» Supplied material
____________

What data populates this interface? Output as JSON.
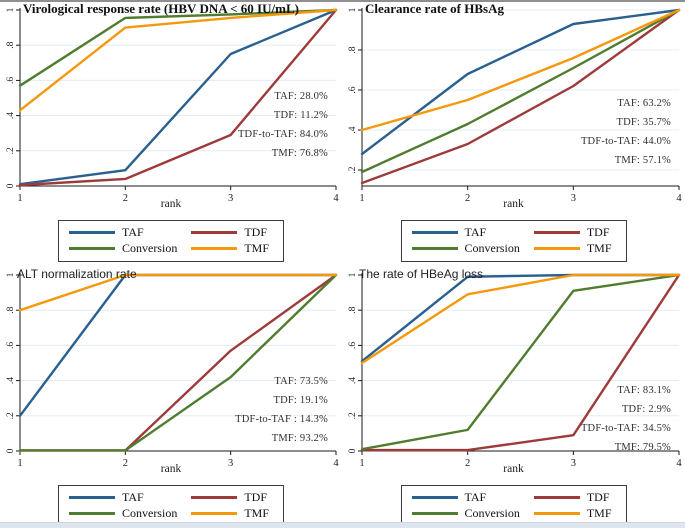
{
  "figure": {
    "x_axis_label": "rank",
    "legend_labels": [
      "TAF",
      "TDF",
      "Conversion",
      "TMF"
    ],
    "colors": {
      "taf_blue": "#2a608f",
      "tdf_red": "#9e3a3a",
      "conversion_green": "#507c2f",
      "tmf_orange": "#f4980e",
      "gridline": "#e3ecf2",
      "axis": "#1a1a1a"
    }
  },
  "chart_data": [
    {
      "type": "line",
      "title": "Virological response rate (HBV DNA < 60 IU/mL)",
      "xlabel": "rank",
      "x": [
        1,
        2,
        3,
        4
      ],
      "ylim": [
        0,
        1
      ],
      "yticks": [
        "0",
        ".2",
        ".4",
        ".6",
        ".8",
        "1"
      ],
      "ytick_values": [
        0,
        0.2,
        0.4,
        0.6,
        0.8,
        1
      ],
      "grid": true,
      "legend_position": "bottom",
      "series": [
        {
          "name": "TAF",
          "color": "#2a608f",
          "values": [
            0.01,
            0.09,
            0.75,
            1
          ]
        },
        {
          "name": "TDF",
          "color": "#9e3a3a",
          "values": [
            0.005,
            0.04,
            0.29,
            1
          ]
        },
        {
          "name": "Conversion",
          "color": "#507c2f",
          "values": [
            0.57,
            0.955,
            0.975,
            1
          ]
        },
        {
          "name": "TMF",
          "color": "#f4980e",
          "values": [
            0.43,
            0.9,
            0.955,
            1
          ]
        }
      ],
      "annotations": [
        "TAF: 28.0%",
        "TDF: 11.2%",
        "TDF-to-TAF: 84.0%",
        "TMF: 76.8%"
      ]
    },
    {
      "type": "line",
      "title": "Clearance rate of HBsAg",
      "xlabel": "rank",
      "x": [
        1,
        2,
        3,
        4
      ],
      "ylim": [
        0.12,
        1
      ],
      "yticks": [
        ".2",
        ".4",
        ".6",
        ".8",
        "1"
      ],
      "ytick_values": [
        0.2,
        0.4,
        0.6,
        0.8,
        1
      ],
      "grid": true,
      "legend_position": "bottom",
      "series": [
        {
          "name": "TAF",
          "color": "#2a608f",
          "values": [
            0.28,
            0.68,
            0.93,
            1
          ]
        },
        {
          "name": "TDF",
          "color": "#9e3a3a",
          "values": [
            0.135,
            0.33,
            0.62,
            1
          ]
        },
        {
          "name": "Conversion",
          "color": "#507c2f",
          "values": [
            0.19,
            0.43,
            0.71,
            1
          ]
        },
        {
          "name": "TMF",
          "color": "#f4980e",
          "values": [
            0.4,
            0.55,
            0.76,
            1
          ]
        }
      ],
      "annotations": [
        "TAF: 63.2%",
        "TDF: 35.7%",
        "TDF-to-TAF: 44.0%",
        "TMF: 57.1%"
      ]
    },
    {
      "type": "line",
      "title": "ALT normalization rate",
      "xlabel": "rank",
      "x": [
        1,
        2,
        3,
        4
      ],
      "ylim": [
        0,
        1
      ],
      "yticks": [
        "0",
        ".2",
        ".4",
        ".6",
        ".8",
        "1"
      ],
      "ytick_values": [
        0,
        0.2,
        0.4,
        0.6,
        0.8,
        1
      ],
      "grid": true,
      "legend_position": "bottom",
      "series": [
        {
          "name": "TAF",
          "color": "#2a608f",
          "values": [
            0.2,
            1,
            1,
            1
          ]
        },
        {
          "name": "TDF",
          "color": "#9e3a3a",
          "values": [
            0.003,
            0.003,
            0.57,
            1
          ]
        },
        {
          "name": "Conversion",
          "color": "#507c2f",
          "values": [
            0.003,
            0.003,
            0.42,
            1
          ]
        },
        {
          "name": "TMF",
          "color": "#f4980e",
          "values": [
            0.8,
            1,
            1,
            1
          ]
        }
      ],
      "annotations": [
        "TAF: 73.5%",
        "TDF: 19.1%",
        "TDF-to-TAF : 14.3%",
        "TMF: 93.2%"
      ]
    },
    {
      "type": "line",
      "title": "The rate of HBeAg loss",
      "xlabel": "rank",
      "x": [
        1,
        2,
        3,
        4
      ],
      "ylim": [
        0,
        1
      ],
      "yticks": [
        "0",
        ".2",
        ".4",
        ".6",
        ".8",
        "1"
      ],
      "ytick_values": [
        0,
        0.2,
        0.4,
        0.6,
        0.8,
        1
      ],
      "grid": true,
      "legend_position": "bottom",
      "series": [
        {
          "name": "TAF",
          "color": "#2a608f",
          "values": [
            0.51,
            0.99,
            1,
            1
          ]
        },
        {
          "name": "TDF",
          "color": "#9e3a3a",
          "values": [
            0.005,
            0.005,
            0.09,
            1
          ]
        },
        {
          "name": "Conversion",
          "color": "#507c2f",
          "values": [
            0.01,
            0.12,
            0.91,
            1
          ]
        },
        {
          "name": "TMF",
          "color": "#f4980e",
          "values": [
            0.5,
            0.89,
            1,
            1
          ]
        }
      ],
      "annotations": [
        "TAF: 83.1%",
        "TDF: 2.9%",
        "TDF-to-TAF: 34.5%",
        "TMF: 79.5%"
      ]
    }
  ]
}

____________

» What to produce
Repeat the entries exactly. Pictures are excluded from the copy.

» Result
What data populates this interface? Output as JSON.
{
  "figure": {
    "x_axis_label": "rank",
    "legend_labels": [
      "TAF",
      "TDF",
      "Conversion",
      "TMF"
    ],
    "colors": {
      "taf_blue": "#2a608f",
      "tdf_red": "#9e3a3a",
      "conversion_green": "#507c2f",
      "tmf_orange": "#f4980e",
      "gridline": "#e3ecf2",
      "axis": "#1a1a1a"
    }
  },
  "chart_data": [
    {
      "type": "line",
      "title": "Virological response rate (HBV DNA < 60 IU/mL)",
      "xlabel": "rank",
      "x": [
        1,
        2,
        3,
        4
      ],
      "ylim": [
        0,
        1
      ],
      "yticks": [
        "0",
        ".2",
        ".4",
        ".6",
        ".8",
        "1"
      ],
      "ytick_values": [
        0,
        0.2,
        0.4,
        0.6,
        0.8,
        1
      ],
      "grid": true,
      "legend_position": "bottom",
      "series": [
        {
          "name": "TAF",
          "color": "#2a608f",
          "values": [
            0.01,
            0.09,
            0.75,
            1
          ]
        },
        {
          "name": "TDF",
          "color": "#9e3a3a",
          "values": [
            0.005,
            0.04,
            0.29,
            1
          ]
        },
        {
          "name": "Conversion",
          "color": "#507c2f",
          "values": [
            0.57,
            0.955,
            0.975,
            1
          ]
        },
        {
          "name": "TMF",
          "color": "#f4980e",
          "values": [
            0.43,
            0.9,
            0.955,
            1
          ]
        }
      ],
      "annotations": [
        "TAF: 28.0%",
        "TDF: 11.2%",
        "TDF-to-TAF: 84.0%",
        "TMF: 76.8%"
      ]
    },
    {
      "type": "line",
      "title": "Clearance rate of HBsAg",
      "xlabel": "rank",
      "x": [
        1,
        2,
        3,
        4
      ],
      "ylim": [
        0.12,
        1
      ],
      "yticks": [
        ".2",
        ".4",
        ".6",
        ".8",
        "1"
      ],
      "ytick_values": [
        0.2,
        0.4,
        0.6,
        0.8,
        1
      ],
      "grid": true,
      "legend_position": "bottom",
      "series": [
        {
          "name": "TAF",
          "color": "#2a608f",
          "values": [
            0.28,
            0.68,
            0.93,
            1
          ]
        },
        {
          "name": "TDF",
          "color": "#9e3a3a",
          "values": [
            0.135,
            0.33,
            0.62,
            1
          ]
        },
        {
          "name": "Conversion",
          "color": "#507c2f",
          "values": [
            0.19,
            0.43,
            0.71,
            1
          ]
        },
        {
          "name": "TMF",
          "color": "#f4980e",
          "values": [
            0.4,
            0.55,
            0.76,
            1
          ]
        }
      ],
      "annotations": [
        "TAF: 63.2%",
        "TDF: 35.7%",
        "TDF-to-TAF: 44.0%",
        "TMF: 57.1%"
      ]
    },
    {
      "type": "line",
      "title": "ALT normalization rate",
      "xlabel": "rank",
      "x": [
        1,
        2,
        3,
        4
      ],
      "ylim": [
        0,
        1
      ],
      "yticks": [
        "0",
        ".2",
        ".4",
        ".6",
        ".8",
        "1"
      ],
      "ytick_values": [
        0,
        0.2,
        0.4,
        0.6,
        0.8,
        1
      ],
      "grid": true,
      "legend_position": "bottom",
      "series": [
        {
          "name": "TAF",
          "color": "#2a608f",
          "values": [
            0.2,
            1,
            1,
            1
          ]
        },
        {
          "name": "TDF",
          "color": "#9e3a3a",
          "values": [
            0.003,
            0.003,
            0.57,
            1
          ]
        },
        {
          "name": "Conversion",
          "color": "#507c2f",
          "values": [
            0.003,
            0.003,
            0.42,
            1
          ]
        },
        {
          "name": "TMF",
          "color": "#f4980e",
          "values": [
            0.8,
            1,
            1,
            1
          ]
        }
      ],
      "annotations": [
        "TAF: 73.5%",
        "TDF: 19.1%",
        "TDF-to-TAF : 14.3%",
        "TMF: 93.2%"
      ]
    },
    {
      "type": "line",
      "title": "The rate of HBeAg loss",
      "xlabel": "rank",
      "x": [
        1,
        2,
        3,
        4
      ],
      "ylim": [
        0,
        1
      ],
      "yticks": [
        "0",
        ".2",
        ".4",
        ".6",
        ".8",
        "1"
      ],
      "ytick_values": [
        0,
        0.2,
        0.4,
        0.6,
        0.8,
        1
      ],
      "grid": true,
      "legend_position": "bottom",
      "series": [
        {
          "name": "TAF",
          "color": "#2a608f",
          "values": [
            0.51,
            0.99,
            1,
            1
          ]
        },
        {
          "name": "TDF",
          "color": "#9e3a3a",
          "values": [
            0.005,
            0.005,
            0.09,
            1
          ]
        },
        {
          "name": "Conversion",
          "color": "#507c2f",
          "values": [
            0.01,
            0.12,
            0.91,
            1
          ]
        },
        {
          "name": "TMF",
          "color": "#f4980e",
          "values": [
            0.5,
            0.89,
            1,
            1
          ]
        }
      ],
      "annotations": [
        "TAF: 83.1%",
        "TDF: 2.9%",
        "TDF-to-TAF: 34.5%",
        "TMF: 79.5%"
      ]
    }
  ]
}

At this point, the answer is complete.